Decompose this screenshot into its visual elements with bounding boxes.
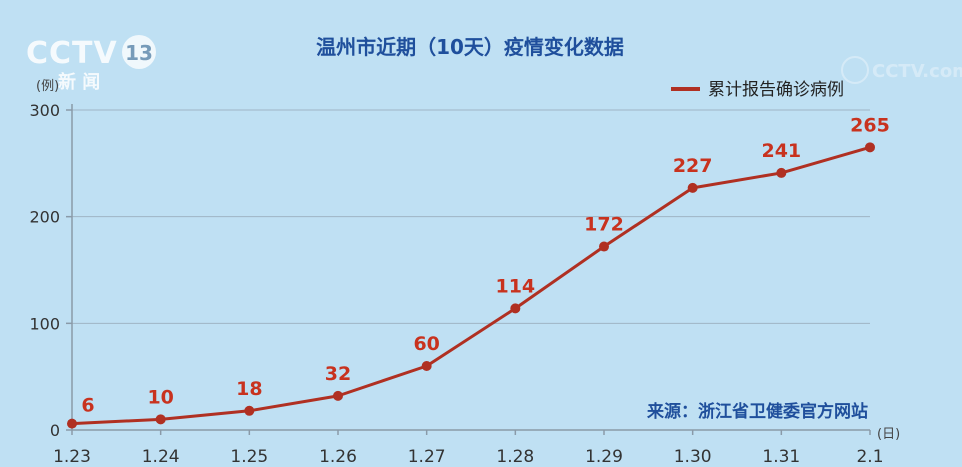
y-unit-label: (例) bbox=[36, 79, 59, 94]
data-label: 265 bbox=[850, 114, 890, 136]
x-tick-label: 1.30 bbox=[674, 447, 712, 467]
data-label: 227 bbox=[673, 155, 713, 177]
x-tick-label: 1.31 bbox=[762, 447, 800, 467]
svg-text:CCTV: CCTV bbox=[26, 36, 118, 71]
chart-title: 温州市近期（10天）疫情变化数据 bbox=[316, 35, 624, 59]
y-tick-label: 0 bbox=[50, 421, 60, 440]
y-tick-label: 200 bbox=[29, 208, 60, 227]
data-label: 32 bbox=[325, 363, 351, 385]
data-point bbox=[776, 167, 787, 178]
svg-text:CCTV.com: CCTV.com bbox=[872, 61, 962, 82]
svg-text:13: 13 bbox=[125, 41, 153, 65]
x-tick-label: 1.24 bbox=[142, 447, 180, 467]
series-line bbox=[71, 145, 871, 426]
x-tick-label: 1.28 bbox=[496, 447, 534, 467]
x-tick-label: 1.26 bbox=[319, 447, 357, 467]
legend: 累计报告确诊病例 bbox=[671, 80, 844, 100]
legend-label: 累计报告确诊病例 bbox=[708, 80, 844, 100]
x-tick-label: 1.27 bbox=[408, 447, 446, 467]
data-point bbox=[687, 182, 698, 193]
data-label: 10 bbox=[147, 386, 173, 408]
y-tick-label: 100 bbox=[29, 314, 60, 333]
data-label: 6 bbox=[81, 395, 94, 417]
data-label: 60 bbox=[413, 333, 439, 355]
data-point bbox=[510, 303, 521, 314]
x-axis: 1.23 1.24 1.25 1.26 1.27 1.28 1.29 1.30 1.31 2.1 bbox=[53, 429, 884, 467]
gridlines bbox=[72, 109, 870, 324]
data-point bbox=[244, 405, 255, 416]
data-label: 114 bbox=[495, 275, 535, 297]
data-label: 241 bbox=[761, 140, 801, 162]
y-tick-label: 300 bbox=[29, 101, 60, 120]
data-point bbox=[865, 142, 875, 153]
data-point bbox=[333, 390, 343, 401]
data-labels: 6 10 18 32 60 114 172 227 241 265 bbox=[81, 114, 889, 416]
data-point bbox=[421, 361, 432, 371]
svg-text:新 闻: 新 闻 bbox=[58, 71, 100, 93]
watermark: CCTV.com bbox=[841, 56, 962, 84]
data-point bbox=[67, 418, 77, 429]
data-label: 172 bbox=[584, 214, 624, 236]
source-note: 来源：浙江省卫健委官方网站 bbox=[646, 401, 868, 422]
x-tick-label: 1.29 bbox=[585, 447, 623, 467]
x-tick-label: 2.1 bbox=[856, 447, 883, 467]
x-unit-label: (日) bbox=[877, 427, 900, 442]
data-point bbox=[599, 241, 609, 252]
cctv-logo: CCTV 13 新 闻 bbox=[26, 35, 156, 93]
x-tick-label: 1.23 bbox=[53, 447, 91, 467]
y-axis: 0 100 200 300 bbox=[29, 101, 73, 440]
data-label: 18 bbox=[236, 378, 262, 400]
series-cumulative-cases bbox=[67, 142, 875, 429]
x-tick-label: 1.25 bbox=[230, 447, 268, 467]
data-point bbox=[155, 414, 166, 425]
====
Switch every "data-point" in the data above to "point-marker", keeping everything else unchanged. Leave the pictures out of your answer.

__EXERCISE SOLUTION__
Decompose this screenshot into its visual elements with bounding boxes.
y-unit-label: (例) bbox=[36, 79, 59, 94]
data-label: 265 bbox=[850, 114, 890, 136]
x-tick-label: 1.30 bbox=[674, 447, 712, 467]
data-label: 227 bbox=[673, 155, 713, 177]
x-tick-label: 1.31 bbox=[762, 447, 800, 467]
svg-text:CCTV: CCTV bbox=[26, 36, 118, 71]
chart-title: 温州市近期（10天）疫情变化数据 bbox=[316, 35, 624, 59]
y-tick-label: 0 bbox=[50, 421, 60, 440]
y-tick-label: 200 bbox=[29, 208, 60, 227]
data-label: 32 bbox=[325, 363, 351, 385]
point-marker bbox=[776, 167, 787, 178]
svg-text:CCTV.com: CCTV.com bbox=[872, 61, 962, 82]
svg-text:13: 13 bbox=[125, 41, 153, 65]
x-tick-label: 1.24 bbox=[142, 447, 180, 467]
series-line bbox=[71, 145, 871, 426]
x-tick-label: 1.28 bbox=[496, 447, 534, 467]
x-tick-label: 1.26 bbox=[319, 447, 357, 467]
legend: 累计报告确诊病例 bbox=[671, 80, 844, 100]
legend-label: 累计报告确诊病例 bbox=[708, 80, 844, 100]
x-tick-label: 1.27 bbox=[408, 447, 446, 467]
point-marker bbox=[687, 182, 698, 193]
data-label: 10 bbox=[147, 386, 173, 408]
y-tick-label: 100 bbox=[29, 314, 60, 333]
data-label: 6 bbox=[81, 395, 94, 417]
data-label: 60 bbox=[413, 333, 439, 355]
point-marker bbox=[510, 303, 521, 314]
x-axis: 1.23 1.24 1.25 1.26 1.27 1.28 1.29 1.30 1.31 2.1 bbox=[53, 429, 884, 467]
gridlines bbox=[72, 109, 870, 324]
point-marker bbox=[244, 405, 255, 416]
data-label: 114 bbox=[495, 275, 535, 297]
data-label: 241 bbox=[761, 140, 801, 162]
y-tick-label: 300 bbox=[29, 101, 60, 120]
point-marker bbox=[865, 142, 875, 153]
point-marker bbox=[333, 390, 343, 401]
data-labels: 6 10 18 32 60 114 172 227 241 265 bbox=[81, 114, 889, 416]
point-marker bbox=[421, 361, 432, 371]
svg-text:新 闻: 新 闻 bbox=[58, 71, 100, 93]
watermark: CCTV.com bbox=[841, 56, 962, 84]
point-marker bbox=[67, 418, 77, 429]
data-label: 172 bbox=[584, 214, 624, 236]
source-note: 来源：浙江省卫健委官方网站 bbox=[646, 401, 868, 422]
x-tick-label: 1.29 bbox=[585, 447, 623, 467]
x-tick-label: 2.1 bbox=[856, 447, 883, 467]
x-unit-label: (日) bbox=[877, 427, 900, 442]
point-marker bbox=[599, 241, 609, 252]
cctv-logo: CCTV 13 新 闻 bbox=[26, 35, 156, 93]
x-tick-label: 1.23 bbox=[53, 447, 91, 467]
y-axis: 0 100 200 300 bbox=[29, 101, 73, 440]
data-label: 18 bbox=[236, 378, 262, 400]
series-cumulative-cases bbox=[67, 142, 875, 429]
x-tick-label: 1.25 bbox=[230, 447, 268, 467]
point-marker bbox=[155, 414, 166, 425]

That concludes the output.